_Stated exercise_
Pull every "Unconjugated" line out of the data below.

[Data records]
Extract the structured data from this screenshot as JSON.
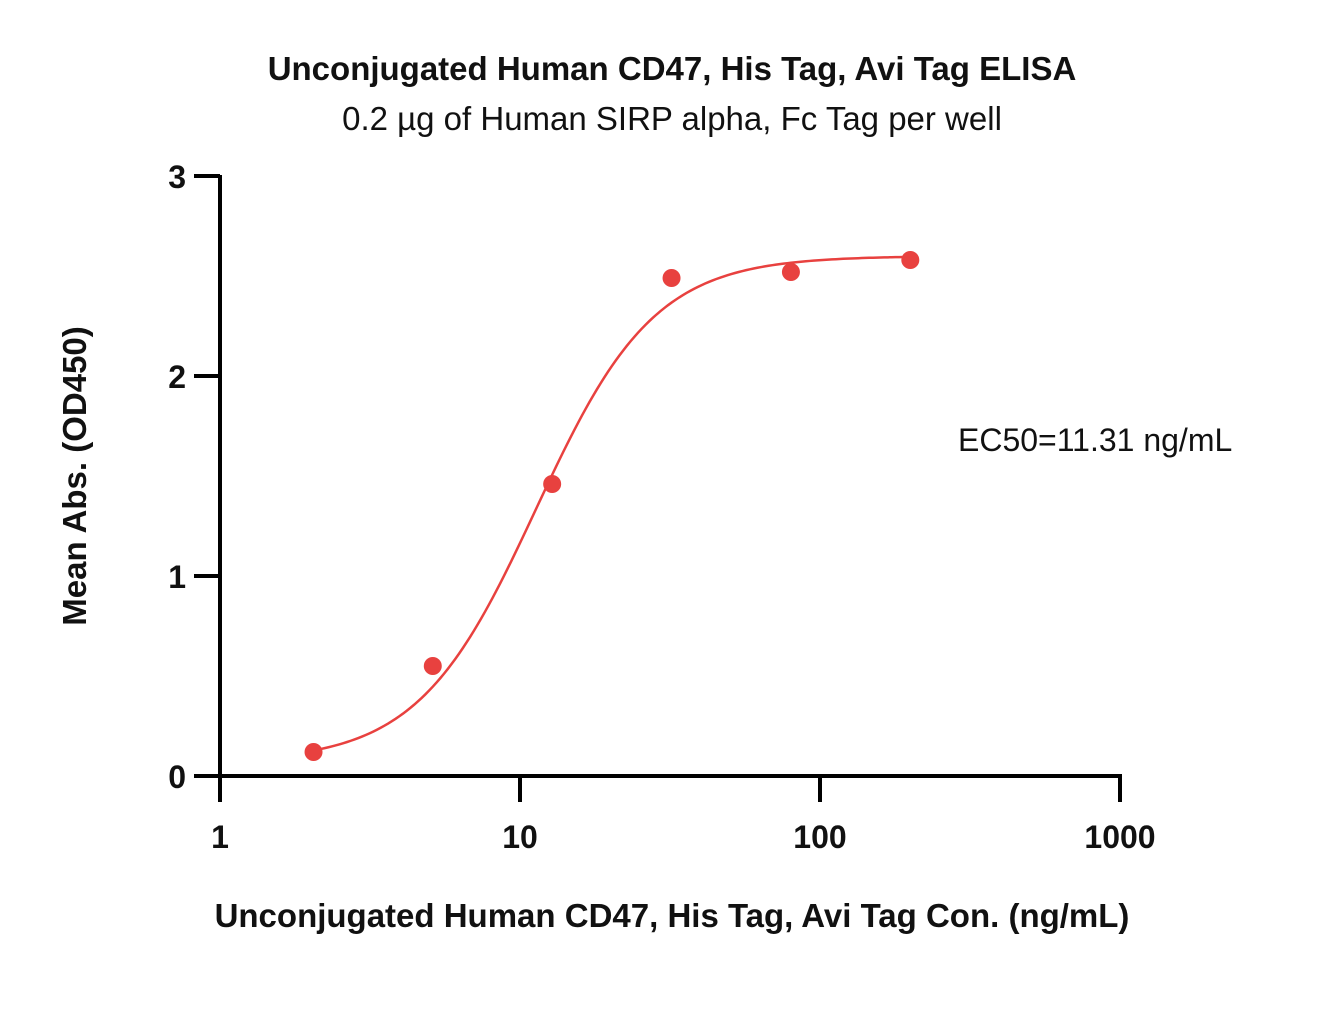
{
  "chart_data": {
    "type": "scatter",
    "title": "Unconjugated Human CD47, His Tag, Avi Tag ELISA",
    "subtitle": "0.2 µg of Human SIRP alpha, Fc Tag per well",
    "xlabel": "Unconjugated Human CD47, His Tag, Avi Tag Con. (ng/mL)",
    "ylabel": "Mean Abs. (OD450)",
    "xscale": "log",
    "xlim": [
      1,
      1000
    ],
    "ylim": [
      0,
      3
    ],
    "xticks": [
      1,
      10,
      100,
      1000
    ],
    "xtick_labels": [
      "1",
      "10",
      "100",
      "1000"
    ],
    "yticks": [
      0,
      1,
      2,
      3
    ],
    "ytick_labels": [
      "0",
      "1",
      "2",
      "3"
    ],
    "grid": false,
    "color": "#e8413f",
    "series": [
      {
        "x": [
          2.05,
          5.12,
          12.8,
          32.0,
          80.0,
          200.0
        ],
        "y": [
          0.12,
          0.55,
          1.46,
          2.49,
          2.52,
          2.58
        ]
      }
    ],
    "fit": {
      "model": "4PL",
      "bottom": 0.07,
      "top": 2.6,
      "ec50": 11.31,
      "hill": 2.2
    },
    "annotation": "EC50=11.31 ng/mL"
  }
}
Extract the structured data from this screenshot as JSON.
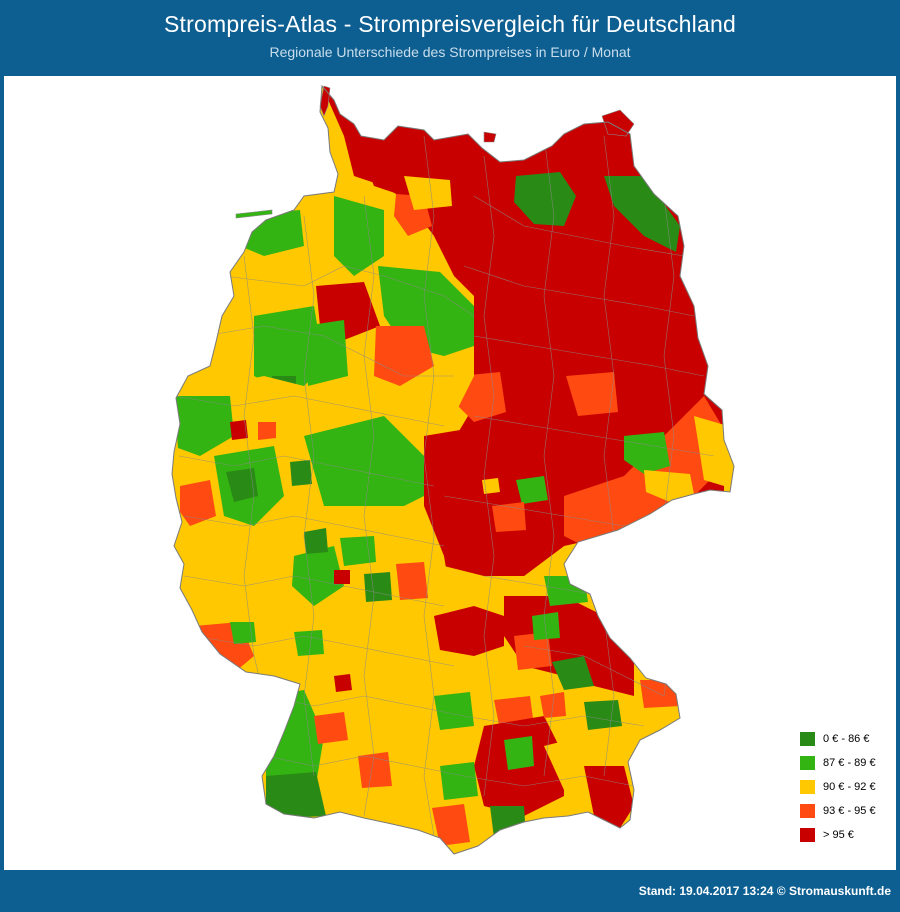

_The result_
    "title": "Unconjugated Human CD47, His Tag, Avi Tag ELISA",
    "xlabel": "Unconjugated Human CD47, His Tag, Avi Tag Con. (ng/mL)",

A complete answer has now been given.